In the records, swap "side-watermark-icon" for "margin-watermark-icon" in the lines from the line with "768 803 894</box>" up to and including the line with "page-number: 8 <box>80 62 90 80</box>". Rewrite only those lines and leave everything else in them unchanged.

Element region listings:
--
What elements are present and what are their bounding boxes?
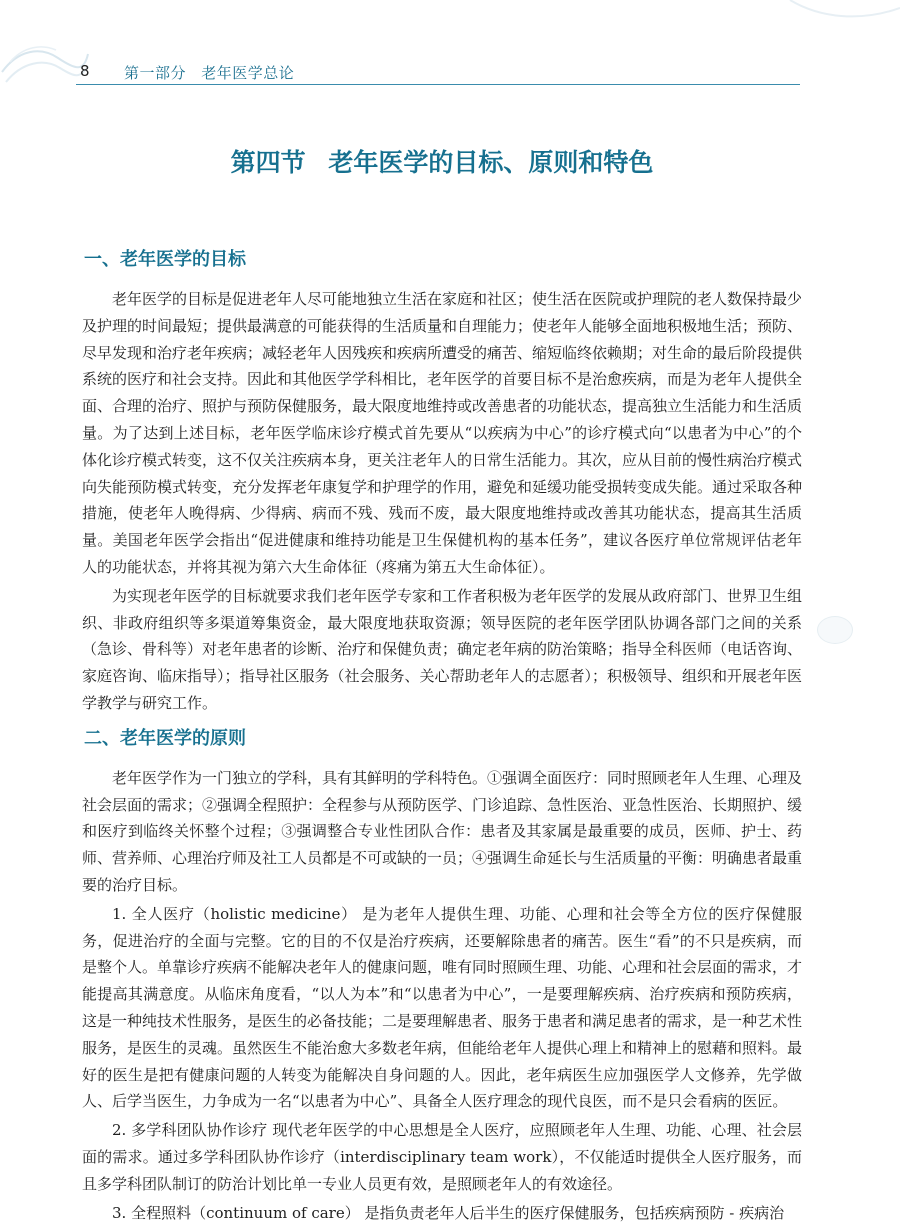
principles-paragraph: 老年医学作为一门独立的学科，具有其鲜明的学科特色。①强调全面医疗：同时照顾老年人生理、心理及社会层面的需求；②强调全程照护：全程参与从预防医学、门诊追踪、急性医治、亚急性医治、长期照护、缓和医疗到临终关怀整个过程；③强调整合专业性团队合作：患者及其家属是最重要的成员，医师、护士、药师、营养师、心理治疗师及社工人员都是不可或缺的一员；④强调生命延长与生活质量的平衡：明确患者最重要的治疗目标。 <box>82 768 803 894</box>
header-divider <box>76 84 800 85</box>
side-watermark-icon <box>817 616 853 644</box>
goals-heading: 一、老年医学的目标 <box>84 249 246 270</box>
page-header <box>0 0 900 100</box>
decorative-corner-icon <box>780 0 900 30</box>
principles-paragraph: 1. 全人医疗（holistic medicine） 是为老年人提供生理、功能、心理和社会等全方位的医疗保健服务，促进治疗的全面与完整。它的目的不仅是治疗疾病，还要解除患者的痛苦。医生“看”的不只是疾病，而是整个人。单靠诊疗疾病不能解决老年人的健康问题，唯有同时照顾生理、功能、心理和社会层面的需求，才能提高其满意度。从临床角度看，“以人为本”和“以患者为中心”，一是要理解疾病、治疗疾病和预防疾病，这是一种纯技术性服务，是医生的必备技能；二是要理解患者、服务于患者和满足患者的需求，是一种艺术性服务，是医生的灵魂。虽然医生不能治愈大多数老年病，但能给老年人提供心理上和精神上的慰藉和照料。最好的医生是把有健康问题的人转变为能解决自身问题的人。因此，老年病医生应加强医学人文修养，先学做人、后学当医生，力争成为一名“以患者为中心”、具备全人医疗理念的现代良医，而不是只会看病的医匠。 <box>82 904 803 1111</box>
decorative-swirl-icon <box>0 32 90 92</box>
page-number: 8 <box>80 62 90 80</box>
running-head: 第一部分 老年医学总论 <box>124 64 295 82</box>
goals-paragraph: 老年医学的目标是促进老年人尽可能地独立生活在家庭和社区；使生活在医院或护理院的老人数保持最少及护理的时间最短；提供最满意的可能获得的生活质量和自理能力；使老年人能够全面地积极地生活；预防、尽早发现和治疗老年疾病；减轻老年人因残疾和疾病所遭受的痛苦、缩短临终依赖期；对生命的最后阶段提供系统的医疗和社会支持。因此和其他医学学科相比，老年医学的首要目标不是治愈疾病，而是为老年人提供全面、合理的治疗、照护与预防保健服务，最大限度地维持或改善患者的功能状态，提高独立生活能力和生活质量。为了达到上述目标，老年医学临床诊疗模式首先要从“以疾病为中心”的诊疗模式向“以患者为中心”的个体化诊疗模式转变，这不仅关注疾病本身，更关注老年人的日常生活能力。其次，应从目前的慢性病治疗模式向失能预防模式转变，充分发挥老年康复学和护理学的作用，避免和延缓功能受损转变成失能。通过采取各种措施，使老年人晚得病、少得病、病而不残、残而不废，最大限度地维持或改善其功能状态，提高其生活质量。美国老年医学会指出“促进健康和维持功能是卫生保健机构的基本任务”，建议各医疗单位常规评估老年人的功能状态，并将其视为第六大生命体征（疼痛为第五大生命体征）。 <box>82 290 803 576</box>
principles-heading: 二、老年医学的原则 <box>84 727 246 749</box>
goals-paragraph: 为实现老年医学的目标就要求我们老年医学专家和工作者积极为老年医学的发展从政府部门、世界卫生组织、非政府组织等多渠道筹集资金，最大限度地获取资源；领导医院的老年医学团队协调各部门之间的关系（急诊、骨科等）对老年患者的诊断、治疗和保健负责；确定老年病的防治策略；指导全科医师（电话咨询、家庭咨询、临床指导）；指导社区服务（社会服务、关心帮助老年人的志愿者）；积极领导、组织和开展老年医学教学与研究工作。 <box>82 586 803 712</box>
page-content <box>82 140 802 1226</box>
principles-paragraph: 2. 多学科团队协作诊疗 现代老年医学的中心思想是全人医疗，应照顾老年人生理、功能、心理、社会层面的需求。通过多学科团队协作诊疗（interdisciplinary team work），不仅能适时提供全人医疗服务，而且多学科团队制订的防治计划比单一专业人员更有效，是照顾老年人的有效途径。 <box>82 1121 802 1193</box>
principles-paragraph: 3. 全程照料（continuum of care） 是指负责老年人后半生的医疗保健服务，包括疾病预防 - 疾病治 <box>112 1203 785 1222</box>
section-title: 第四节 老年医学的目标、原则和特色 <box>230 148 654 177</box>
--
● FINISHED ANSWER
principles-paragraph: 老年医学作为一门独立的学科，具有其鲜明的学科特色。①强调全面医疗：同时照顾老年人生理、心理及社会层面的需求；②强调全程照护：全程参与从预防医学、门诊追踪、急性医治、亚急性医治、长期照护、缓和医疗到临终关怀整个过程；③强调整合专业性团队合作：患者及其家属是最重要的成员，医师、护士、药师、营养师、心理治疗师及社工人员都是不可或缺的一员；④强调生命延长与生活质量的平衡：明确患者最重要的治疗目标。 <box>82 768 803 894</box>
header-divider <box>76 84 800 85</box>
margin-watermark-icon <box>817 616 853 644</box>
goals-heading: 一、老年医学的目标 <box>84 249 246 270</box>
page-header <box>0 0 900 100</box>
decorative-corner-icon <box>780 0 900 30</box>
principles-paragraph: 1. 全人医疗（holistic medicine） 是为老年人提供生理、功能、心理和社会等全方位的医疗保健服务，促进治疗的全面与完整。它的目的不仅是治疗疾病，还要解除患者的痛苦。医生“看”的不只是疾病，而是整个人。单靠诊疗疾病不能解决老年人的健康问题，唯有同时照顾生理、功能、心理和社会层面的需求，才能提高其满意度。从临床角度看，“以人为本”和“以患者为中心”，一是要理解疾病、治疗疾病和预防疾病，这是一种纯技术性服务，是医生的必备技能；二是要理解患者、服务于患者和满足患者的需求，是一种艺术性服务，是医生的灵魂。虽然医生不能治愈大多数老年病，但能给老年人提供心理上和精神上的慰藉和照料。最好的医生是把有健康问题的人转变为能解决自身问题的人。因此，老年病医生应加强医学人文修养，先学做人、后学当医生，力争成为一名“以患者为中心”、具备全人医疗理念的现代良医，而不是只会看病的医匠。 <box>82 904 803 1111</box>
decorative-swirl-icon <box>0 32 90 92</box>
page-number: 8 <box>80 62 90 80</box>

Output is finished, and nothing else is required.